Dataset listings of figures
·····

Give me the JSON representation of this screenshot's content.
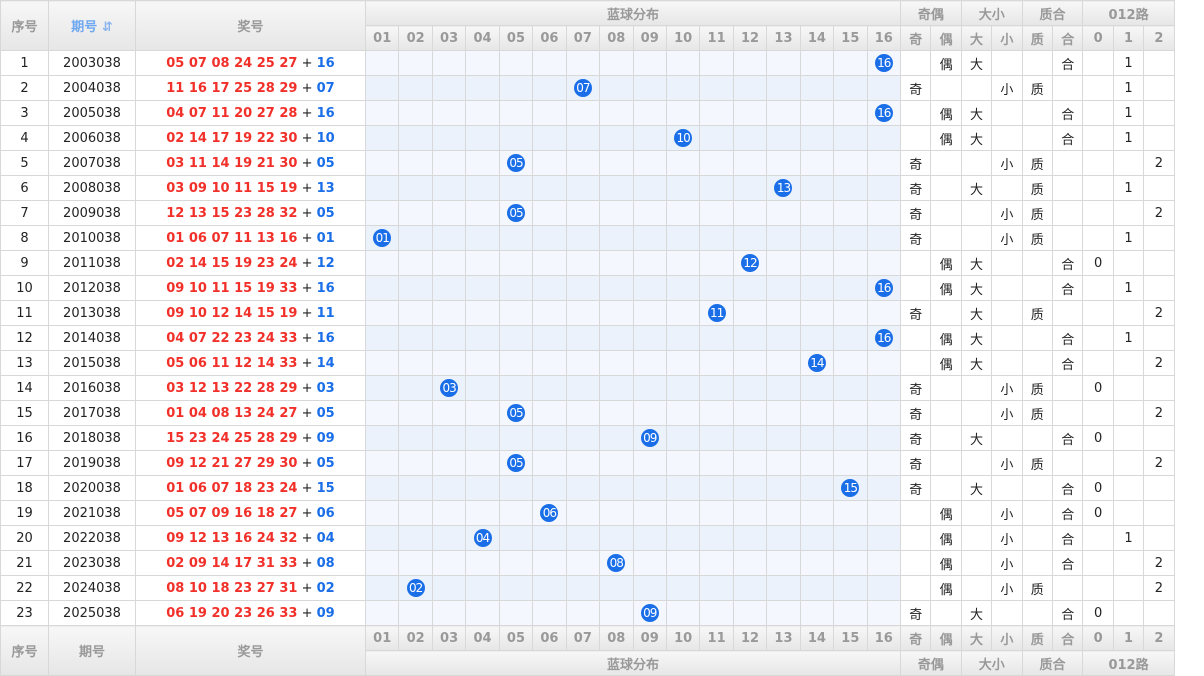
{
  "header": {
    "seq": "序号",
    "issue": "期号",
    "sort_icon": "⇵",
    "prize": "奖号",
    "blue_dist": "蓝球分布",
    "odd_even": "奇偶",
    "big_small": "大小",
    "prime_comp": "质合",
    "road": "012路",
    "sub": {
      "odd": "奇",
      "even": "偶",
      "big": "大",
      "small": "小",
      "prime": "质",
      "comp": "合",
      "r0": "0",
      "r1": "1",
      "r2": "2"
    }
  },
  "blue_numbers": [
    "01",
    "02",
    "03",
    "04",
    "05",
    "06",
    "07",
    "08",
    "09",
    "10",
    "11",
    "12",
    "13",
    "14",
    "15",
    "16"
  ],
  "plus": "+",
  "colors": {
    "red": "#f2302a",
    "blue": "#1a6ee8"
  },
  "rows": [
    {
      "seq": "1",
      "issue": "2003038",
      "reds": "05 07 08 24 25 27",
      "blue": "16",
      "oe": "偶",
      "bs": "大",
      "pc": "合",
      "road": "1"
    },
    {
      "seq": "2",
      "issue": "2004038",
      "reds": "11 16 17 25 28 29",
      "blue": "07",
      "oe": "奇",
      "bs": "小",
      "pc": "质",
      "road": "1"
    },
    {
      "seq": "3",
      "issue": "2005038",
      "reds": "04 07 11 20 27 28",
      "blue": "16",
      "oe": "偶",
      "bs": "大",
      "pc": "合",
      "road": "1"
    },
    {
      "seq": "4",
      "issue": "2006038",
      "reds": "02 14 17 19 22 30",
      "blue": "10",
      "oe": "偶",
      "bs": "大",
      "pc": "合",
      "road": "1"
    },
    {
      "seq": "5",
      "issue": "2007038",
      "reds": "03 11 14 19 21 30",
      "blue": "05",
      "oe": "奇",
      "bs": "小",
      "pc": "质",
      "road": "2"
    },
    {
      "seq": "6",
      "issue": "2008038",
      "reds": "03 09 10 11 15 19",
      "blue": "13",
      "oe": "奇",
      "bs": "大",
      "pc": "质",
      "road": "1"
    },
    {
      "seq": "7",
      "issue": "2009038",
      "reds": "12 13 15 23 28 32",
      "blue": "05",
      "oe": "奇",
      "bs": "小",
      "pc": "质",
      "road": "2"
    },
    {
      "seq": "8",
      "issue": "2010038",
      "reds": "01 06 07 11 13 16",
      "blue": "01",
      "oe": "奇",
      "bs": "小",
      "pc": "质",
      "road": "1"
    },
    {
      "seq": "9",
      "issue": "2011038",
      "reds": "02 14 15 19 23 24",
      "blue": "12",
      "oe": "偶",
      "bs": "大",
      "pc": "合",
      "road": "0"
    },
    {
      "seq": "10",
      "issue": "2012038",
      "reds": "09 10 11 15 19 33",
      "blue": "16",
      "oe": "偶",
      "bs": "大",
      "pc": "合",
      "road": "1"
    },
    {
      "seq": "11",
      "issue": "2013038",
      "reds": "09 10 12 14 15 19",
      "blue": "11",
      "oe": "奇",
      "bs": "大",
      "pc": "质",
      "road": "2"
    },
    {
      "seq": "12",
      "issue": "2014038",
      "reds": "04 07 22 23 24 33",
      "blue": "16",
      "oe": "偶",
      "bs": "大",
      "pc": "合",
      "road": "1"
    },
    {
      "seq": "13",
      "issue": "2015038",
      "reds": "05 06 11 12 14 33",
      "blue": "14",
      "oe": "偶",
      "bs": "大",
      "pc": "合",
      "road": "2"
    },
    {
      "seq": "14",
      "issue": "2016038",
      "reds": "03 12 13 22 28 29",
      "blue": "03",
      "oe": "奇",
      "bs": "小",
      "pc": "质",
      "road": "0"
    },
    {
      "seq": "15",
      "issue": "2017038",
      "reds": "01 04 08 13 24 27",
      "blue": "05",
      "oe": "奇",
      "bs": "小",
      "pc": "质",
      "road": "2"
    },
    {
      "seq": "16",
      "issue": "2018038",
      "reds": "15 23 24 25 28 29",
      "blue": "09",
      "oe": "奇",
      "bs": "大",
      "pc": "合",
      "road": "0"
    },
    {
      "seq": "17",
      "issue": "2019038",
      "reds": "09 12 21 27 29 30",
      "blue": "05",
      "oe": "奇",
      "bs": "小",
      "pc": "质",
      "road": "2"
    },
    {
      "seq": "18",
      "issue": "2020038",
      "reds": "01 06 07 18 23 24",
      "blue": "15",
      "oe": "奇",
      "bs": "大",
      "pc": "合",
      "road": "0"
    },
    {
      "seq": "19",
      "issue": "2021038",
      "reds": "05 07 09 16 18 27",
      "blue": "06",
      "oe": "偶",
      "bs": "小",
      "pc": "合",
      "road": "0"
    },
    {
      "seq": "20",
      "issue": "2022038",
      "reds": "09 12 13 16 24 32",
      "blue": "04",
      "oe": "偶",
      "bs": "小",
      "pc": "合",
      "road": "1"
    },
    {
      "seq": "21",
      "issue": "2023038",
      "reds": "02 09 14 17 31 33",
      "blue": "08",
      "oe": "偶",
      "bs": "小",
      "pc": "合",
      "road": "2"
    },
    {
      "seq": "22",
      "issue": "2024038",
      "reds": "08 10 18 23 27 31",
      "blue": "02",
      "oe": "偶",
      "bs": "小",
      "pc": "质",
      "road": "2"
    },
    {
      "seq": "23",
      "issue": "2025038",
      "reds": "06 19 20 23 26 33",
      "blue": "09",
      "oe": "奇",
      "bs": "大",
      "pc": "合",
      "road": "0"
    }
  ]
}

·····

Using the data above, write out every line exactly, leaving the images behind.

Result for this exercise —
Give me the JSON representation of this screenshot's content.
{
  "header": {
    "seq": "序号",
    "issue": "期号",
    "sort_icon": "⇵",
    "prize": "奖号",
    "blue_dist": "蓝球分布",
    "odd_even": "奇偶",
    "big_small": "大小",
    "prime_comp": "质合",
    "road": "012路",
    "sub": {
      "odd": "奇",
      "even": "偶",
      "big": "大",
      "small": "小",
      "prime": "质",
      "comp": "合",
      "r0": "0",
      "r1": "1",
      "r2": "2"
    }
  },
  "blue_numbers": [
    "01",
    "02",
    "03",
    "04",
    "05",
    "06",
    "07",
    "08",
    "09",
    "10",
    "11",
    "12",
    "13",
    "14",
    "15",
    "16"
  ],
  "plus": "+",
  "colors": {
    "red": "#f2302a",
    "blue": "#1a6ee8"
  },
  "rows": [
    {
      "seq": "1",
      "issue": "2003038",
      "reds": "05 07 08 24 25 27",
      "blue": "16",
      "oe": "偶",
      "bs": "大",
      "pc": "合",
      "road": "1"
    },
    {
      "seq": "2",
      "issue": "2004038",
      "reds": "11 16 17 25 28 29",
      "blue": "07",
      "oe": "奇",
      "bs": "小",
      "pc": "质",
      "road": "1"
    },
    {
      "seq": "3",
      "issue": "2005038",
      "reds": "04 07 11 20 27 28",
      "blue": "16",
      "oe": "偶",
      "bs": "大",
      "pc": "合",
      "road": "1"
    },
    {
      "seq": "4",
      "issue": "2006038",
      "reds": "02 14 17 19 22 30",
      "blue": "10",
      "oe": "偶",
      "bs": "大",
      "pc": "合",
      "road": "1"
    },
    {
      "seq": "5",
      "issue": "2007038",
      "reds": "03 11 14 19 21 30",
      "blue": "05",
      "oe": "奇",
      "bs": "小",
      "pc": "质",
      "road": "2"
    },
    {
      "seq": "6",
      "issue": "2008038",
      "reds": "03 09 10 11 15 19",
      "blue": "13",
      "oe": "奇",
      "bs": "大",
      "pc": "质",
      "road": "1"
    },
    {
      "seq": "7",
      "issue": "2009038",
      "reds": "12 13 15 23 28 32",
      "blue": "05",
      "oe": "奇",
      "bs": "小",
      "pc": "质",
      "road": "2"
    },
    {
      "seq": "8",
      "issue": "2010038",
      "reds": "01 06 07 11 13 16",
      "blue": "01",
      "oe": "奇",
      "bs": "小",
      "pc": "质",
      "road": "1"
    },
    {
      "seq": "9",
      "issue": "2011038",
      "reds": "02 14 15 19 23 24",
      "blue": "12",
      "oe": "偶",
      "bs": "大",
      "pc": "合",
      "road": "0"
    },
    {
      "seq": "10",
      "issue": "2012038",
      "reds": "09 10 11 15 19 33",
      "blue": "16",
      "oe": "偶",
      "bs": "大",
      "pc": "合",
      "road": "1"
    },
    {
      "seq": "11",
      "issue": "2013038",
      "reds": "09 10 12 14 15 19",
      "blue": "11",
      "oe": "奇",
      "bs": "大",
      "pc": "质",
      "road": "2"
    },
    {
      "seq": "12",
      "issue": "2014038",
      "reds": "04 07 22 23 24 33",
      "blue": "16",
      "oe": "偶",
      "bs": "大",
      "pc": "合",
      "road": "1"
    },
    {
      "seq": "13",
      "issue": "2015038",
      "reds": "05 06 11 12 14 33",
      "blue": "14",
      "oe": "偶",
      "bs": "大",
      "pc": "合",
      "road": "2"
    },
    {
      "seq": "14",
      "issue": "2016038",
      "reds": "03 12 13 22 28 29",
      "blue": "03",
      "oe": "奇",
      "bs": "小",
      "pc": "质",
      "road": "0"
    },
    {
      "seq": "15",
      "issue": "2017038",
      "reds": "01 04 08 13 24 27",
      "blue": "05",
      "oe": "奇",
      "bs": "小",
      "pc": "质",
      "road": "2"
    },
    {
      "seq": "16",
      "issue": "2018038",
      "reds": "15 23 24 25 28 29",
      "blue": "09",
      "oe": "奇",
      "bs": "大",
      "pc": "合",
      "road": "0"
    },
    {
      "seq": "17",
      "issue": "2019038",
      "reds": "09 12 21 27 29 30",
      "blue": "05",
      "oe": "奇",
      "bs": "小",
      "pc": "质",
      "road": "2"
    },
    {
      "seq": "18",
      "issue": "2020038",
      "reds": "01 06 07 18 23 24",
      "blue": "15",
      "oe": "奇",
      "bs": "大",
      "pc": "合",
      "road": "0"
    },
    {
      "seq": "19",
      "issue": "2021038",
      "reds": "05 07 09 16 18 27",
      "blue": "06",
      "oe": "偶",
      "bs": "小",
      "pc": "合",
      "road": "0"
    },
    {
      "seq": "20",
      "issue": "2022038",
      "reds": "09 12 13 16 24 32",
      "blue": "04",
      "oe": "偶",
      "bs": "小",
      "pc": "合",
      "road": "1"
    },
    {
      "seq": "21",
      "issue": "2023038",
      "reds": "02 09 14 17 31 33",
      "blue": "08",
      "oe": "偶",
      "bs": "小",
      "pc": "合",
      "road": "2"
    },
    {
      "seq": "22",
      "issue": "2024038",
      "reds": "08 10 18 23 27 31",
      "blue": "02",
      "oe": "偶",
      "bs": "小",
      "pc": "质",
      "road": "2"
    },
    {
      "seq": "23",
      "issue": "2025038",
      "reds": "06 19 20 23 26 33",
      "blue": "09",
      "oe": "奇",
      "bs": "大",
      "pc": "合",
      "road": "0"
    }
  ]
}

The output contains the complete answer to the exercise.